■ PROMPT: Identify all lines in the data containing the string "style". Copy them out.

Structured figure records:
↓
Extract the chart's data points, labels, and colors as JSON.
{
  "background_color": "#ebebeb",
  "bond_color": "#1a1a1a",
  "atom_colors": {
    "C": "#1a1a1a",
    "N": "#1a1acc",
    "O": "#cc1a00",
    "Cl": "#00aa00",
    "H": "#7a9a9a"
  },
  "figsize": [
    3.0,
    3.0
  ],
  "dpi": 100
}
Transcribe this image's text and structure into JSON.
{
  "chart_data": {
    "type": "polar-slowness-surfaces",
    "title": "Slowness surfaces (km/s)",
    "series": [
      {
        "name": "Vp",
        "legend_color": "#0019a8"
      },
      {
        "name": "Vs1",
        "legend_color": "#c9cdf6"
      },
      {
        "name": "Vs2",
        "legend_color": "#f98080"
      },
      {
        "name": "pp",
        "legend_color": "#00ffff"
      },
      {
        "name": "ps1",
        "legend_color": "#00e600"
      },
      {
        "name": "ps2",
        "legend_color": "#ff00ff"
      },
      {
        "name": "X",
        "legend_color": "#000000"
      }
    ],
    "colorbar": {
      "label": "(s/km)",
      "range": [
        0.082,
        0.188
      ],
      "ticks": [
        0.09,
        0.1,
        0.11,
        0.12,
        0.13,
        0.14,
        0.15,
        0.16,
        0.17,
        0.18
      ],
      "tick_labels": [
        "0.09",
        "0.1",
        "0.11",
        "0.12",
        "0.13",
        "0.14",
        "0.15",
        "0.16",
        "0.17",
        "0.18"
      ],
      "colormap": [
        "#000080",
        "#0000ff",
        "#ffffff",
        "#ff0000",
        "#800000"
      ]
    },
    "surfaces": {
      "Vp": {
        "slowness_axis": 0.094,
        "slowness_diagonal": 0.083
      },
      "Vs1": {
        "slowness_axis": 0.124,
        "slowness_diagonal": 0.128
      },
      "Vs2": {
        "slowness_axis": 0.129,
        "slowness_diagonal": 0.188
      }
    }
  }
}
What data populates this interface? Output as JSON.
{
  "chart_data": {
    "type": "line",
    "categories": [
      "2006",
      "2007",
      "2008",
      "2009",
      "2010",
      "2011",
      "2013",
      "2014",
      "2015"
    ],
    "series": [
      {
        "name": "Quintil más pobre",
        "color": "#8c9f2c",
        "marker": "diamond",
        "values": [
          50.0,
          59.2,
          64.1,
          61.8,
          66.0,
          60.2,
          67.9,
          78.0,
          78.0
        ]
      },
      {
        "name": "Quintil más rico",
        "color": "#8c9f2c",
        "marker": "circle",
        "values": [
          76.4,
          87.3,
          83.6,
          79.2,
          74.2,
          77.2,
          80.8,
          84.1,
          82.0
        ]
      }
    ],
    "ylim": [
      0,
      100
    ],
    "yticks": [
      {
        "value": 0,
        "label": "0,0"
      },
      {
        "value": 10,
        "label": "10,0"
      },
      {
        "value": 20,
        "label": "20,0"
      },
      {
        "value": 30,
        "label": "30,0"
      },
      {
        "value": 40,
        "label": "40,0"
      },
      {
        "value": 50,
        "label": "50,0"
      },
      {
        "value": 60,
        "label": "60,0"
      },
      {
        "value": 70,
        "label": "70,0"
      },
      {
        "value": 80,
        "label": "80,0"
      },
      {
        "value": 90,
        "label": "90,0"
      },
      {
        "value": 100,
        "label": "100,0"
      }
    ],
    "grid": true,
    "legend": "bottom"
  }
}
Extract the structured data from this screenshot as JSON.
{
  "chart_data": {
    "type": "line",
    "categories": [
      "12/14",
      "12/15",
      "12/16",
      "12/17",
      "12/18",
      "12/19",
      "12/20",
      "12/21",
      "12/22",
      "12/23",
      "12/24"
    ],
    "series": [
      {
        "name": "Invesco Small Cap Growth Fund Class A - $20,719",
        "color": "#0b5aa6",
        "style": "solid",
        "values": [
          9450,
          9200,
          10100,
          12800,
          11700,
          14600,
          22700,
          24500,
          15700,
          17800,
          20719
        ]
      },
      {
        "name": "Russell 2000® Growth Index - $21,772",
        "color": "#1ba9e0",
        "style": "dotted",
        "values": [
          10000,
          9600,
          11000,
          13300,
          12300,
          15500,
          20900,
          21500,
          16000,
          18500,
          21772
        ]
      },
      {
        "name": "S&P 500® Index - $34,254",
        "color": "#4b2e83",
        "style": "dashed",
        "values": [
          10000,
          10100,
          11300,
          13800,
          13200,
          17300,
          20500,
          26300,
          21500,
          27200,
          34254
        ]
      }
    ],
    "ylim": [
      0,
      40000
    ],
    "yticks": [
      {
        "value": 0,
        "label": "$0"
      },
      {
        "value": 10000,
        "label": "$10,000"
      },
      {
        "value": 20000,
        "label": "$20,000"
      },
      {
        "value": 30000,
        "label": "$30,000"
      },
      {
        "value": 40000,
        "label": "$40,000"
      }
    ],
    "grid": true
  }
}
↑
■ IN RESPONSE:
        "style": "solid",
        "style": "dotted",
        "style": "dashed",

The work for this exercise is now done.